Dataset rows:

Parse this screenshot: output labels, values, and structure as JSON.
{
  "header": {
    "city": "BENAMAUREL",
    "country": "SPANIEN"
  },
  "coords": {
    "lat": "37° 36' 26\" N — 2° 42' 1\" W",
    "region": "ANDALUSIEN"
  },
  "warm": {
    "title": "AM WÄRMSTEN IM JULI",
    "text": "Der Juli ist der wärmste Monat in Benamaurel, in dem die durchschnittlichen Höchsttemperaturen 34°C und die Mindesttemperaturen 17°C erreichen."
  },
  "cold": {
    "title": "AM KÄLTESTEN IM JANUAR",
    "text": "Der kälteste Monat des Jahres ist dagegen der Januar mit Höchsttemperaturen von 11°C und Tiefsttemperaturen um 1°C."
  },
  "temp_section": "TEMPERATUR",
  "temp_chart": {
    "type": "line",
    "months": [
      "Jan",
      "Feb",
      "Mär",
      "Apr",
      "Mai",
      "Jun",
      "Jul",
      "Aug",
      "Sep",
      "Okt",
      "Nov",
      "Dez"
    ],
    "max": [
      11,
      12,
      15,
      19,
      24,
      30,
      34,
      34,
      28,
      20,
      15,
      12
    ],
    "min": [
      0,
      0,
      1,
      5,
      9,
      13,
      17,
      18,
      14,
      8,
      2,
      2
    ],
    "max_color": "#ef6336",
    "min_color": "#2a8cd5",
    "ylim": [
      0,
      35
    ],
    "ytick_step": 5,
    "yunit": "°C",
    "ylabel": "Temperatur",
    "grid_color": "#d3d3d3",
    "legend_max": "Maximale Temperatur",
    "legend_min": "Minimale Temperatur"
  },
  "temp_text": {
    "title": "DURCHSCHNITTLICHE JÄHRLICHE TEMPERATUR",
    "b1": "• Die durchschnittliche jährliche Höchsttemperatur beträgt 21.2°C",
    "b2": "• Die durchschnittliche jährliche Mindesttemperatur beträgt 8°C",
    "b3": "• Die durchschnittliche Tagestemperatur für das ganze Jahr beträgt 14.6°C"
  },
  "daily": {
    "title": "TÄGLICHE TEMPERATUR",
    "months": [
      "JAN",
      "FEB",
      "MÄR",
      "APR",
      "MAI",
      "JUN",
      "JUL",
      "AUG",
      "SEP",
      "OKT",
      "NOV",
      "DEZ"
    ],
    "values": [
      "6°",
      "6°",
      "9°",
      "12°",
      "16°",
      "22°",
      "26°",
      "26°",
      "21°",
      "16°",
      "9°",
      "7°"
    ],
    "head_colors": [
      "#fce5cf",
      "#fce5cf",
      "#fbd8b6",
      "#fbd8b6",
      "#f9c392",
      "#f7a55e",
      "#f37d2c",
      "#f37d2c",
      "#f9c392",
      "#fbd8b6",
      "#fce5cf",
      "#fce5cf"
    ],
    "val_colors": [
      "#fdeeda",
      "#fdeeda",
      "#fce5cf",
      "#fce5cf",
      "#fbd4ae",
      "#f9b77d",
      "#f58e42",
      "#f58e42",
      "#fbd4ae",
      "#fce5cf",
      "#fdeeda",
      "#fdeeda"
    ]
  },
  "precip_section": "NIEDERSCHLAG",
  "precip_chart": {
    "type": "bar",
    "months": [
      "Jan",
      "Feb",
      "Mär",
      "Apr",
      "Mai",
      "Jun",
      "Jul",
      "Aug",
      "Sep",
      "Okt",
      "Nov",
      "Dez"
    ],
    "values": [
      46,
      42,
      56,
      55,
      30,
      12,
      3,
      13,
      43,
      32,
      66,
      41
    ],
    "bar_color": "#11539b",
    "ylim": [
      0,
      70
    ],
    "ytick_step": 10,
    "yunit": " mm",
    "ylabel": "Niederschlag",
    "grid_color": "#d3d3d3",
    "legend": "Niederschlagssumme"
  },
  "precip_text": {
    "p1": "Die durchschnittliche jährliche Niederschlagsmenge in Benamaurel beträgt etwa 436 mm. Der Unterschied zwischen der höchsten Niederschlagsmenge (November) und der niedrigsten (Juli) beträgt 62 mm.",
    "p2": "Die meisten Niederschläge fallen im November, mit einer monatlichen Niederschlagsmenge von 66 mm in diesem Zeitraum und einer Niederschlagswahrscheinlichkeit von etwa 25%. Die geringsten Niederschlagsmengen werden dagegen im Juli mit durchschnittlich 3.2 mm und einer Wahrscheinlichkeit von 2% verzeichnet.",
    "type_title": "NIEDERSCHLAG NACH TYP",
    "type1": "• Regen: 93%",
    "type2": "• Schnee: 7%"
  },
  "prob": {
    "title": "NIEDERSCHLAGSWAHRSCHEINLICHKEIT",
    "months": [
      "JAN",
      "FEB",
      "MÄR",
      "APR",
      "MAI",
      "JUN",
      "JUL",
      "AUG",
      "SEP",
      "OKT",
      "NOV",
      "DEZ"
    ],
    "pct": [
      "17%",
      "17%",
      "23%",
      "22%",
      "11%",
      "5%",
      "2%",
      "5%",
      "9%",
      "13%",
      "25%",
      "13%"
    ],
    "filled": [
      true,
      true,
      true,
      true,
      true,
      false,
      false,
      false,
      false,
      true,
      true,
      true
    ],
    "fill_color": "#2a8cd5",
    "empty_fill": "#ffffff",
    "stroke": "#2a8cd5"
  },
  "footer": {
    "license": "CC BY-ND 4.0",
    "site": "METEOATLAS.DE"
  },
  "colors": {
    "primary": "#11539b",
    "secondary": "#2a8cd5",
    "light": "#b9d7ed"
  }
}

> **The task**: In this exercise, repeat all entries exactly.

> **Expected answer**:
Parse this screenshot: output labels, values, and structure as JSON.
{
  "header": {
    "city": "BENAMAUREL",
    "country": "SPANIEN"
  },
  "coords": {
    "lat": "37° 36' 26\" N — 2° 42' 1\" W",
    "region": "ANDALUSIEN"
  },
  "warm": {
    "title": "AM WÄRMSTEN IM JULI",
    "text": "Der Juli ist der wärmste Monat in Benamaurel, in dem die durchschnittlichen Höchsttemperaturen 34°C und die Mindesttemperaturen 17°C erreichen."
  },
  "cold": {
    "title": "AM KÄLTESTEN IM JANUAR",
    "text": "Der kälteste Monat des Jahres ist dagegen der Januar mit Höchsttemperaturen von 11°C und Tiefsttemperaturen um 1°C."
  },
  "temp_section": "TEMPERATUR",
  "temp_chart": {
    "type": "line",
    "months": [
      "Jan",
      "Feb",
      "Mär",
      "Apr",
      "Mai",
      "Jun",
      "Jul",
      "Aug",
      "Sep",
      "Okt",
      "Nov",
      "Dez"
    ],
    "max": [
      11,
      12,
      15,
      19,
      24,
      30,
      34,
      34,
      28,
      20,
      15,
      12
    ],
    "min": [
      0,
      0,
      1,
      5,
      9,
      13,
      17,
      18,
      14,
      8,
      2,
      2
    ],
    "max_color": "#ef6336",
    "min_color": "#2a8cd5",
    "ylim": [
      0,
      35
    ],
    "ytick_step": 5,
    "yunit": "°C",
    "ylabel": "Temperatur",
    "grid_color": "#d3d3d3",
    "legend_max": "Maximale Temperatur",
    "legend_min": "Minimale Temperatur"
  },
  "temp_text": {
    "title": "DURCHSCHNITTLICHE JÄHRLICHE TEMPERATUR",
    "b1": "• Die durchschnittliche jährliche Höchsttemperatur beträgt 21.2°C",
    "b2": "• Die durchschnittliche jährliche Mindesttemperatur beträgt 8°C",
    "b3": "• Die durchschnittliche Tagestemperatur für das ganze Jahr beträgt 14.6°C"
  },
  "daily": {
    "title": "TÄGLICHE TEMPERATUR",
    "months": [
      "JAN",
      "FEB",
      "MÄR",
      "APR",
      "MAI",
      "JUN",
      "JUL",
      "AUG",
      "SEP",
      "OKT",
      "NOV",
      "DEZ"
    ],
    "values": [
      "6°",
      "6°",
      "9°",
      "12°",
      "16°",
      "22°",
      "26°",
      "26°",
      "21°",
      "16°",
      "9°",
      "7°"
    ],
    "head_colors": [
      "#fce5cf",
      "#fce5cf",
      "#fbd8b6",
      "#fbd8b6",
      "#f9c392",
      "#f7a55e",
      "#f37d2c",
      "#f37d2c",
      "#f9c392",
      "#fbd8b6",
      "#fce5cf",
      "#fce5cf"
    ],
    "val_colors": [
      "#fdeeda",
      "#fdeeda",
      "#fce5cf",
      "#fce5cf",
      "#fbd4ae",
      "#f9b77d",
      "#f58e42",
      "#f58e42",
      "#fbd4ae",
      "#fce5cf",
      "#fdeeda",
      "#fdeeda"
    ]
  },
  "precip_section": "NIEDERSCHLAG",
  "precip_chart": {
    "type": "bar",
    "months": [
      "Jan",
      "Feb",
      "Mär",
      "Apr",
      "Mai",
      "Jun",
      "Jul",
      "Aug",
      "Sep",
      "Okt",
      "Nov",
      "Dez"
    ],
    "values": [
      46,
      42,
      56,
      55,
      30,
      12,
      3,
      13,
      43,
      32,
      66,
      41
    ],
    "bar_color": "#11539b",
    "ylim": [
      0,
      70
    ],
    "ytick_step": 10,
    "yunit": " mm",
    "ylabel": "Niederschlag",
    "grid_color": "#d3d3d3",
    "legend": "Niederschlagssumme"
  },
  "precip_text": {
    "p1": "Die durchschnittliche jährliche Niederschlagsmenge in Benamaurel beträgt etwa 436 mm. Der Unterschied zwischen der höchsten Niederschlagsmenge (November) und der niedrigsten (Juli) beträgt 62 mm.",
    "p2": "Die meisten Niederschläge fallen im November, mit einer monatlichen Niederschlagsmenge von 66 mm in diesem Zeitraum und einer Niederschlagswahrscheinlichkeit von etwa 25%. Die geringsten Niederschlagsmengen werden dagegen im Juli mit durchschnittlich 3.2 mm und einer Wahrscheinlichkeit von 2% verzeichnet.",
    "type_title": "NIEDERSCHLAG NACH TYP",
    "type1": "• Regen: 93%",
    "type2": "• Schnee: 7%"
  },
  "prob": {
    "title": "NIEDERSCHLAGSWAHRSCHEINLICHKEIT",
    "months": [
      "JAN",
      "FEB",
      "MÄR",
      "APR",
      "MAI",
      "JUN",
      "JUL",
      "AUG",
      "SEP",
      "OKT",
      "NOV",
      "DEZ"
    ],
    "pct": [
      "17%",
      "17%",
      "23%",
      "22%",
      "11%",
      "5%",
      "2%",
      "5%",
      "9%",
      "13%",
      "25%",
      "13%"
    ],
    "filled": [
      true,
      true,
      true,
      true,
      true,
      false,
      false,
      false,
      false,
      true,
      true,
      true
    ],
    "fill_color": "#2a8cd5",
    "empty_fill": "#ffffff",
    "stroke": "#2a8cd5"
  },
  "footer": {
    "license": "CC BY-ND 4.0",
    "site": "METEOATLAS.DE"
  },
  "colors": {
    "primary": "#11539b",
    "secondary": "#2a8cd5",
    "light": "#b9d7ed"
  }
}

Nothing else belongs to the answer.